* PAGE TEXT
## start

It’s been said that one should infer the intent behind a system from the results it produces. There’s some validity to that, though it’s not an absolute. After all, we understand the Law of Unintended Consequences. We also understand that some consequences are beyond our ability to foresee. So we must make allowances for human fallibility, and for the limits of our reasoning powers.
But there is this as well: A system that produces perverse or destructive consequences over a long period of time, when at any point in that sequence it was possible to pause or terminate the system and revisit the thinking behind it, is a near-to-irrefutable indicator of malevolence at work.
Predators exploit our unwillingness to make that inference.
There’s a lot of bilge slopped around about “systems,” “systems thinking,” and whatnot. Most of it isn’t worth the breath needed to say it. I’d rather not sound like an arrogant asshole – I don’t have the wardrobe for it – but I often find myself wondering how anyone could look at an obvious mess and not ask “Why do they tolerate this, when it’s so obviously malign?” Of course, they explicitly and most deliberately excludes your humble Curmudgeon Emeritus, whose inclination is always to fix what’s so plainly broken... or to discard it if it can’t be fixed.

## end

* THE INPUT
## start

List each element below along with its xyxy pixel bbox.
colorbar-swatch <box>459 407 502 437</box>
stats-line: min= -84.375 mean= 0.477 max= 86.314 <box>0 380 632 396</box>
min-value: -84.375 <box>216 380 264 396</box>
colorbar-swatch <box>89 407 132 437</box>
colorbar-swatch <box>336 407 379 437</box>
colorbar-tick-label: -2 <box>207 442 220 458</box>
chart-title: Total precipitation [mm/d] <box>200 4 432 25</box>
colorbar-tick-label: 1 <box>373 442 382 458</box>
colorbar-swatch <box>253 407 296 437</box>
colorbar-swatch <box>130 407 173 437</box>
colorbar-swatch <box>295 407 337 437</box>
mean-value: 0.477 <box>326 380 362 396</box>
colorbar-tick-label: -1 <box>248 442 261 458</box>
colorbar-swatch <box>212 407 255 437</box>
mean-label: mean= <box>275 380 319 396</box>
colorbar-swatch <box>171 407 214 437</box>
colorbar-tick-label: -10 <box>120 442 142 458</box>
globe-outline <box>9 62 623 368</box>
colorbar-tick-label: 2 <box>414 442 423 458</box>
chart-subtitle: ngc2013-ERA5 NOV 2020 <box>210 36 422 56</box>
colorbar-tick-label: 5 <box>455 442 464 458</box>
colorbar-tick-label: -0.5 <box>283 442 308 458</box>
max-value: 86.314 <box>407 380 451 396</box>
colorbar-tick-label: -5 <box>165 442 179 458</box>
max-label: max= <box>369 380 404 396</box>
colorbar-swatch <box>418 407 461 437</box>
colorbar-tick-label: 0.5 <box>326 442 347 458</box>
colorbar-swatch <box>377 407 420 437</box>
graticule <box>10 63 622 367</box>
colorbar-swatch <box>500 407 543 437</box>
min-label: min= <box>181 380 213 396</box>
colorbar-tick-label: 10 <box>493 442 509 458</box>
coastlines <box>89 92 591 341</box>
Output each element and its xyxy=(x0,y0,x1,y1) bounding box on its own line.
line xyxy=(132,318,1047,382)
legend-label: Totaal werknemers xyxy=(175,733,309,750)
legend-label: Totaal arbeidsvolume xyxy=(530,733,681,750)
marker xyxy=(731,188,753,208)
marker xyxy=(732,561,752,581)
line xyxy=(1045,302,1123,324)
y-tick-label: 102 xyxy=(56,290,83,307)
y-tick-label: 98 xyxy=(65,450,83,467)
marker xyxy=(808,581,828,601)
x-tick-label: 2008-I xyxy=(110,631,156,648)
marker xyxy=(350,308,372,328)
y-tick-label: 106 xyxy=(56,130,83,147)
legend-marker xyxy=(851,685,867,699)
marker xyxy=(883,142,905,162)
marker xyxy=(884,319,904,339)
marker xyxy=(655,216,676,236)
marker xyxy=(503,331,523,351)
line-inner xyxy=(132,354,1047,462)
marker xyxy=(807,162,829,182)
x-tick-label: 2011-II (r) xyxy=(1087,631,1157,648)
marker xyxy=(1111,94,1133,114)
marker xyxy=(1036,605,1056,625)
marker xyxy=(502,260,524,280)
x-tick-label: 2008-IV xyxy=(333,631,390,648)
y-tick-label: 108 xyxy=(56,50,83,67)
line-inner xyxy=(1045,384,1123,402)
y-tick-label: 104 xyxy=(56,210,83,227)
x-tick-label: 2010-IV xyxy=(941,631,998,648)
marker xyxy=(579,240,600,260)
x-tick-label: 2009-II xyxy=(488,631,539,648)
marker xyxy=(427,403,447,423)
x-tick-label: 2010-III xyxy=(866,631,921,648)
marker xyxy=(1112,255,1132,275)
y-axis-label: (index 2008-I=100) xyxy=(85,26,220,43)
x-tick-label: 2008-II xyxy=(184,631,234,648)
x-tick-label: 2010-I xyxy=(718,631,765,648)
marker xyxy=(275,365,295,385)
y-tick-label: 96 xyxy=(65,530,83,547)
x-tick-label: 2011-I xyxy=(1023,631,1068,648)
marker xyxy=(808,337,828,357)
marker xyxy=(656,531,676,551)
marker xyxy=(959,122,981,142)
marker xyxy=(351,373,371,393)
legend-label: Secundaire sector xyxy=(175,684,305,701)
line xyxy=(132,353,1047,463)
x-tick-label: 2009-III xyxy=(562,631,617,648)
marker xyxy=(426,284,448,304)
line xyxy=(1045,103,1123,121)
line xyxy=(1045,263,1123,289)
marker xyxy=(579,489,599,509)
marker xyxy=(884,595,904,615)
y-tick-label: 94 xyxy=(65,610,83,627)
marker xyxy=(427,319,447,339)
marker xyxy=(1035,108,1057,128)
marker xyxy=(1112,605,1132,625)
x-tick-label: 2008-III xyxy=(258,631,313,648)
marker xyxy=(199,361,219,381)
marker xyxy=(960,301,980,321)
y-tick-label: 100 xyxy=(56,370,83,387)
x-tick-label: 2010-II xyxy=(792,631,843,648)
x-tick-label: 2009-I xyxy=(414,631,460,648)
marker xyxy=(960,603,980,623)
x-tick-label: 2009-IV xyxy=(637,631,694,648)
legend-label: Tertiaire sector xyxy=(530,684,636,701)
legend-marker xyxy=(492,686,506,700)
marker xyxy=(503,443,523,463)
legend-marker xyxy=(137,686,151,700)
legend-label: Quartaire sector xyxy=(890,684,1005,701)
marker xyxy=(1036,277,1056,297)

## end

* STATED TASK 1
Can you condense the paragraph of the systems essay that begins "It’s been said that one should infer" into two sentences that keep its main points?
* STATED TASK 2
Could you swap "colorbar-swatch" for "color-swatch" in the listing, from its first line through the line with "colorbar-tick-label: 10 <box>493", and return only those lines with nothing else changed?
The essay text and the listing are unrelated material.

* EXERCISE RESULT 1
A system's intent can be inferred from its results, though not absolutely, since some consequences are unintended and others can't be foreseen. We must therefore allow for human fallibility and the limits of our reasoning.

* EXERCISE RESULT 2
List each element below along with its xyxy pixel bbox.
color-swatch <box>459 407 502 437</box>
stats-line: min= -84.375 mean= 0.477 max= 86.314 <box>0 380 632 396</box>
min-value: -84.375 <box>216 380 264 396</box>
color-swatch <box>89 407 132 437</box>
color-swatch <box>336 407 379 437</box>
colorbar-tick-label: -2 <box>207 442 220 458</box>
chart-title: Total precipitation [mm/d] <box>200 4 432 25</box>
colorbar-tick-label: 1 <box>373 442 382 458</box>
color-swatch <box>253 407 296 437</box>
color-swatch <box>130 407 173 437</box>
color-swatch <box>295 407 337 437</box>
mean-value: 0.477 <box>326 380 362 396</box>
colorbar-tick-label: -1 <box>248 442 261 458</box>
color-swatch <box>212 407 255 437</box>
mean-label: mean= <box>275 380 319 396</box>
color-swatch <box>171 407 214 437</box>
colorbar-tick-label: -10 <box>120 442 142 458</box>
globe-outline <box>9 62 623 368</box>
colorbar-tick-label: 2 <box>414 442 423 458</box>
chart-subtitle: ngc2013-ERA5 NOV 2020 <box>210 36 422 56</box>
colorbar-tick-label: 5 <box>455 442 464 458</box>
colorbar-tick-label: -0.5 <box>283 442 308 458</box>
max-value: 86.314 <box>407 380 451 396</box>
colorbar-tick-label: -5 <box>165 442 179 458</box>
max-label: max= <box>369 380 404 396</box>
color-swatch <box>418 407 461 437</box>
colorbar-tick-label: 0.5 <box>326 442 347 458</box>
color-swatch <box>377 407 420 437</box>
graticule <box>10 63 622 367</box>
color-swatch <box>500 407 543 437</box>
min-label: min= <box>181 380 213 396</box>
colorbar-tick-label: 10 <box>493 442 509 458</box>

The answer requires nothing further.